▶ DO THIS: Isolate every line in the records below with "сервиса" in it.
* BEGIN PROVIDED INFORMATION *
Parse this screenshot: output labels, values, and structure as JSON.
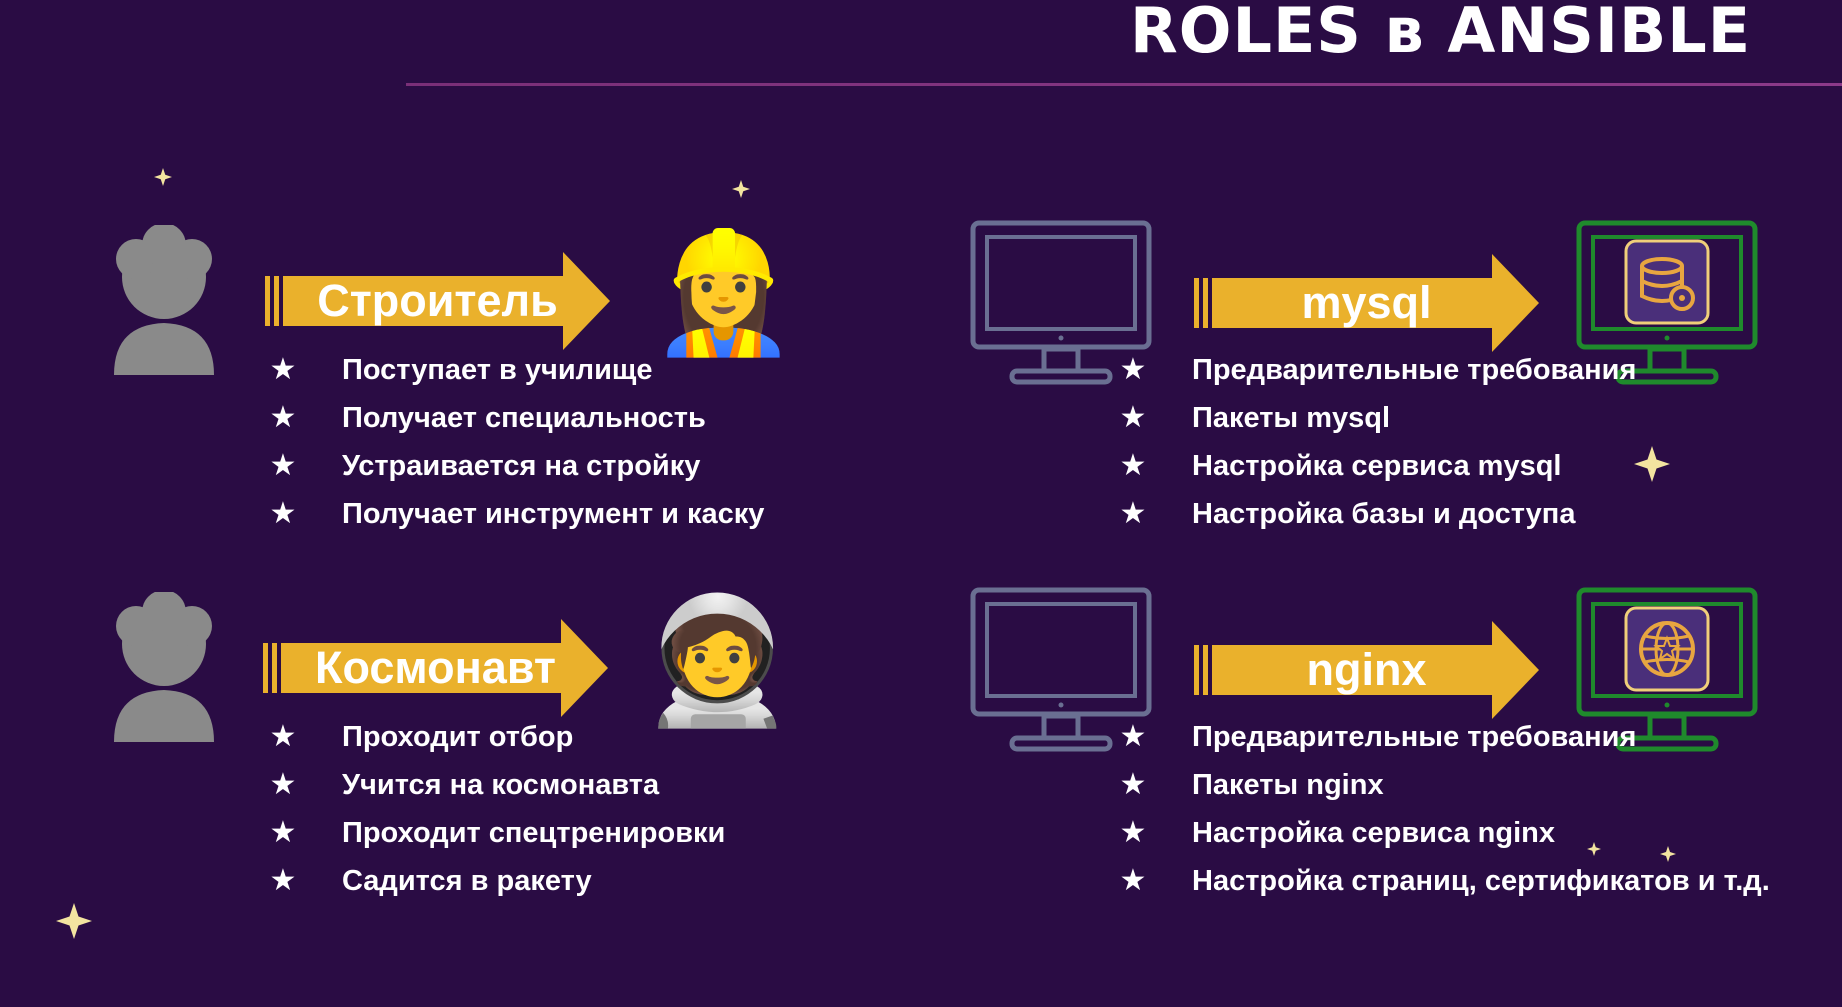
{
  "title": "ROLES в ANSIBLE",
  "bullet_glyph": "★",
  "colors": {
    "background": "#2a0c44",
    "arrow": "#eab12c",
    "monitor_outline": "#6a6f92",
    "monitor_green": "#1f8a2c",
    "silhouette": "#8a8a8a",
    "title_line": "#8c3a8a",
    "deco_star": "#f3e4a0"
  },
  "people": [
    {
      "arrow_label": "Строитель",
      "emoji": "👷‍♀️",
      "items": [
        "Поступает в училище",
        "Получает специальность",
        "Устраивается на стройку",
        "Получает инструмент и каску"
      ]
    },
    {
      "arrow_label": "Космонавт",
      "emoji": "🧑‍🚀",
      "items": [
        "Проходит отбор",
        "Учится на космонавта",
        "Проходит спецтренировки",
        "Садится в ракету"
      ]
    }
  ],
  "servers": [
    {
      "arrow_label": "mysql",
      "icon": "database-gear-icon",
      "items": [
        "Предварительные требования",
        "Пакеты mysql",
        "Настройка сервиса mysql",
        "Настройка базы и доступа"
      ]
    },
    {
      "arrow_label": "nginx",
      "icon": "globe-star-icon",
      "items": [
        "Предварительные требования",
        "Пакеты nginx",
        "Настройка сервиса nginx",
        "Настройка страниц, сертификатов и т.д."
      ]
    }
  ]
}
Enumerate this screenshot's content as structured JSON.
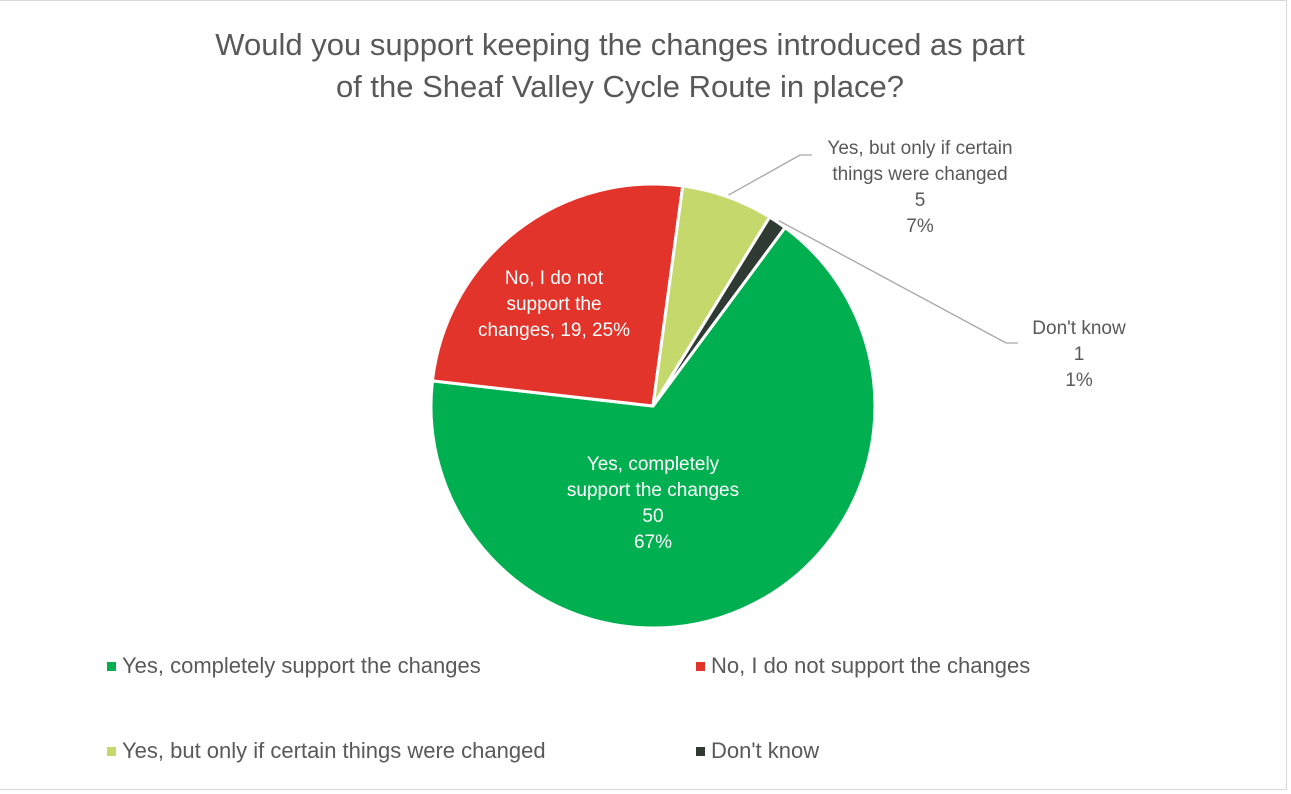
{
  "chart_data": {
    "type": "pie",
    "title_lines": [
      "Would you support keeping the changes introduced as part",
      "of the Sheaf Valley Cycle Route in place?"
    ],
    "slices": [
      {
        "name": "Yes, completely support the changes",
        "value": 50,
        "percent": "67%",
        "color": "#00b050",
        "label_lines": [
          "Yes, completely",
          "support the changes",
          "50",
          "67%"
        ]
      },
      {
        "name": "No, I do not support the changes",
        "value": 19,
        "percent": "25%",
        "color": "#e3342b",
        "label_lines": [
          "No, I do not",
          "support the",
          "changes, 19, 25%"
        ]
      },
      {
        "name": "Yes, but only if certain things were changed",
        "value": 5,
        "percent": "7%",
        "color": "#c4d86b",
        "label_lines": [
          "Yes, but only if certain",
          "things were changed",
          "5",
          "7%"
        ]
      },
      {
        "name": "Don't know",
        "value": 1,
        "percent": "1%",
        "color": "#2f3a33",
        "label_lines": [
          "Don't know",
          "1",
          "1%"
        ]
      }
    ],
    "legend_position": "bottom",
    "legend": [
      "Yes, completely support the changes",
      "No, I do not support the changes",
      "Yes, but only if certain things were changed",
      "Don't know"
    ]
  }
}
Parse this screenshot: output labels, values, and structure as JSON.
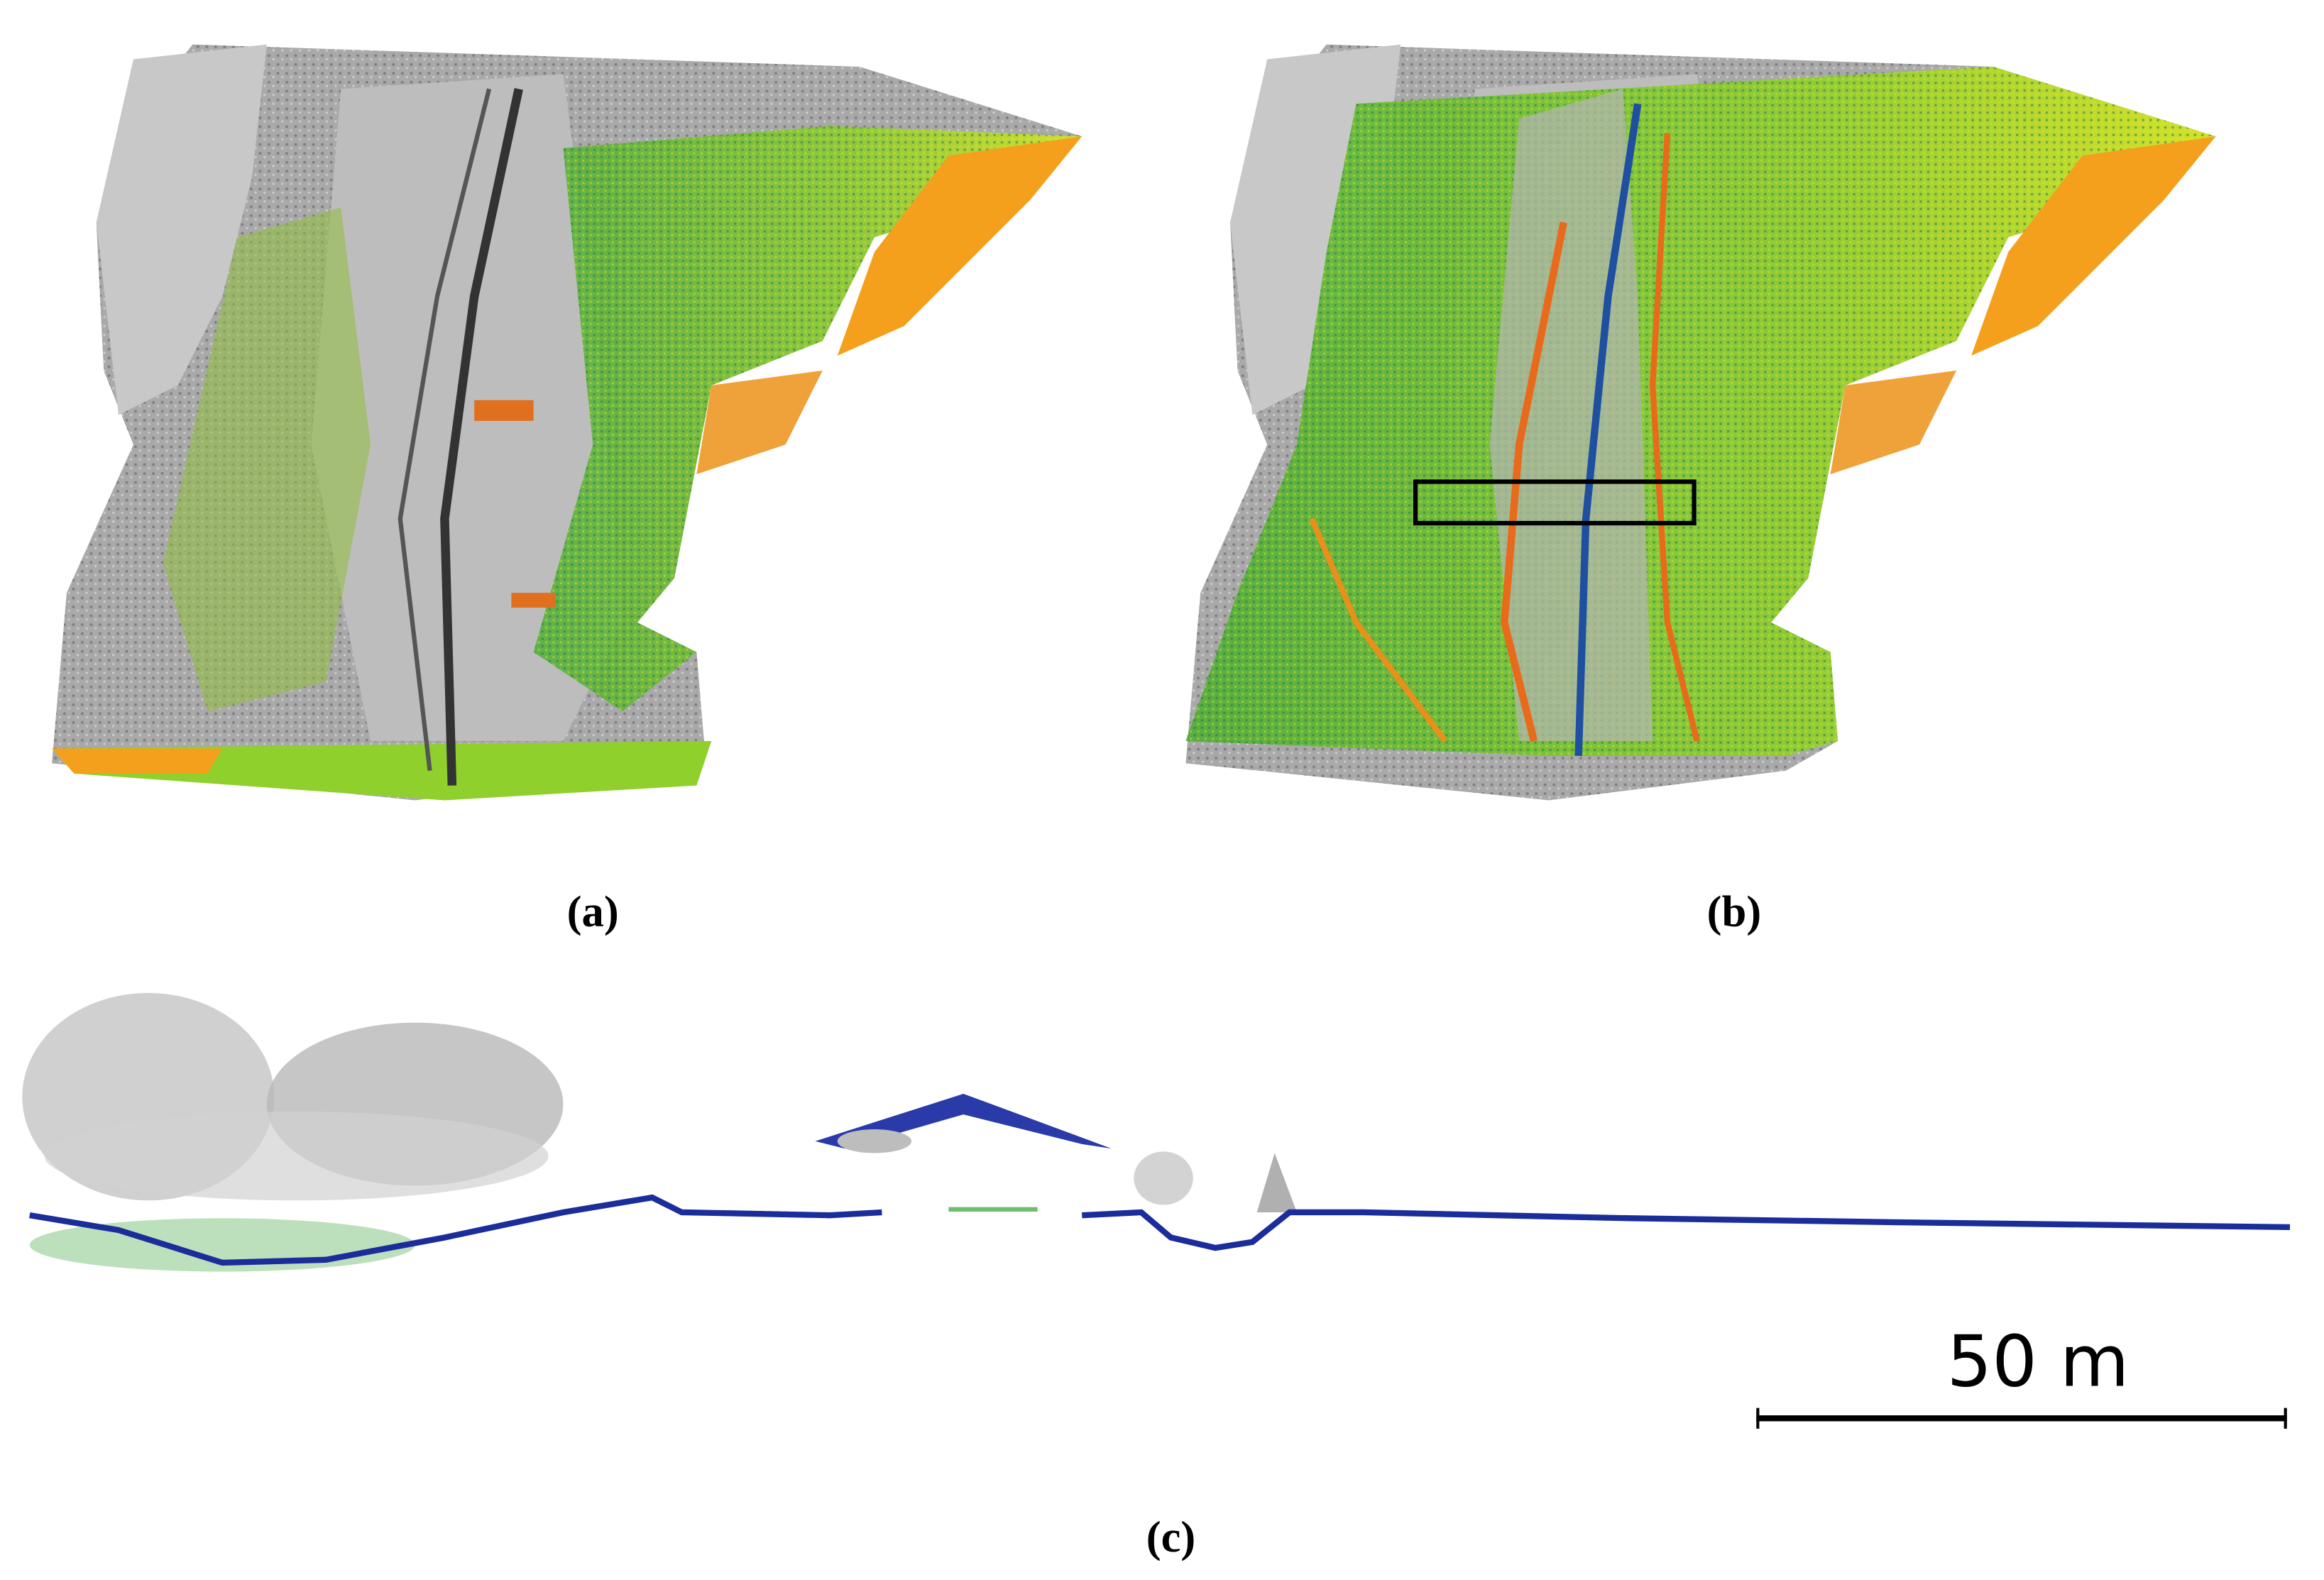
{
  "panels": [
    {
      "label": "(a)"
    },
    {
      "label": "(b)"
    },
    {
      "label": "(c)",
      "scale_bar": "50 m"
    }
  ]
}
* END PROVIDED INFORMATION *
▶ RIGHT ANSWER:
        "Настройка сервиса mysql",
        "Настройка сервиса nginx",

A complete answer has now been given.